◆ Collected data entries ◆

begin

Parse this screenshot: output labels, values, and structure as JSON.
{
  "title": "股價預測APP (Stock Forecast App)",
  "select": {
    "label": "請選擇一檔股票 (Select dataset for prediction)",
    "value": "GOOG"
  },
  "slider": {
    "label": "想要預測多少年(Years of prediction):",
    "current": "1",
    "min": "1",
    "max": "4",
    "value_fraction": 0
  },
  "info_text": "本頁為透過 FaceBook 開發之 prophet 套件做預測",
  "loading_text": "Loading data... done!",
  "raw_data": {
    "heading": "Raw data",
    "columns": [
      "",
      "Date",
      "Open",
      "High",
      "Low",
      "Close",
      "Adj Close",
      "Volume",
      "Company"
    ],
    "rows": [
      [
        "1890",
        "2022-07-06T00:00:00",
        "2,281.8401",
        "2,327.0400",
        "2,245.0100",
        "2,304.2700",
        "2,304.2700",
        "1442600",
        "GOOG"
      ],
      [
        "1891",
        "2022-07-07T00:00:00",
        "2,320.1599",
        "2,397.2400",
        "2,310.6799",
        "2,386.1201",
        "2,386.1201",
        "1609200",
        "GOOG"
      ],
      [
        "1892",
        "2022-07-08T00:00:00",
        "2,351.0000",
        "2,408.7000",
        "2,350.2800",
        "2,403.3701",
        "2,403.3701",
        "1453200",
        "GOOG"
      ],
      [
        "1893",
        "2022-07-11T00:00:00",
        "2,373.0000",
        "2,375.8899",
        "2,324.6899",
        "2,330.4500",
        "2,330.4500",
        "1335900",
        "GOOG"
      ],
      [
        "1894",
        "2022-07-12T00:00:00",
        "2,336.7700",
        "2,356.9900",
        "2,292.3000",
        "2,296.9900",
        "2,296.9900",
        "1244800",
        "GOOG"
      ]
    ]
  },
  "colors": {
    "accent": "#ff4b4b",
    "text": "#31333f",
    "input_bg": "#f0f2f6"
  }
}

end

◆ The problem ◆
Output the entries exactly.

◆ Written response ◆
Parse this screenshot: output labels, values, and structure as JSON.
{
  "title": "股價預測APP (Stock Forecast App)",
  "select": {
    "label": "請選擇一檔股票 (Select dataset for prediction)",
    "value": "GOOG"
  },
  "slider": {
    "label": "想要預測多少年(Years of prediction):",
    "current": "1",
    "min": "1",
    "max": "4",
    "value_fraction": 0
  },
  "info_text": "本頁為透過 FaceBook 開發之 prophet 套件做預測",
  "loading_text": "Loading data... done!",
  "raw_data": {
    "heading": "Raw data",
    "columns": [
      "",
      "Date",
      "Open",
      "High",
      "Low",
      "Close",
      "Adj Close",
      "Volume",
      "Company"
    ],
    "rows": [
      [
        "1890",
        "2022-07-06T00:00:00",
        "2,281.8401",
        "2,327.0400",
        "2,245.0100",
        "2,304.2700",
        "2,304.2700",
        "1442600",
        "GOOG"
      ],
      [
        "1891",
        "2022-07-07T00:00:00",
        "2,320.1599",
        "2,397.2400",
        "2,310.6799",
        "2,386.1201",
        "2,386.1201",
        "1609200",
        "GOOG"
      ],
      [
        "1892",
        "2022-07-08T00:00:00",
        "2,351.0000",
        "2,408.7000",
        "2,350.2800",
        "2,403.3701",
        "2,403.3701",
        "1453200",
        "GOOG"
      ],
      [
        "1893",
        "2022-07-11T00:00:00",
        "2,373.0000",
        "2,375.8899",
        "2,324.6899",
        "2,330.4500",
        "2,330.4500",
        "1335900",
        "GOOG"
      ],
      [
        "1894",
        "2022-07-12T00:00:00",
        "2,336.7700",
        "2,356.9900",
        "2,292.3000",
        "2,296.9900",
        "2,296.9900",
        "1244800",
        "GOOG"
      ]
    ]
  },
  "colors": {
    "accent": "#ff4b4b",
    "text": "#31333f",
    "input_bg": "#f0f2f6"
  }
}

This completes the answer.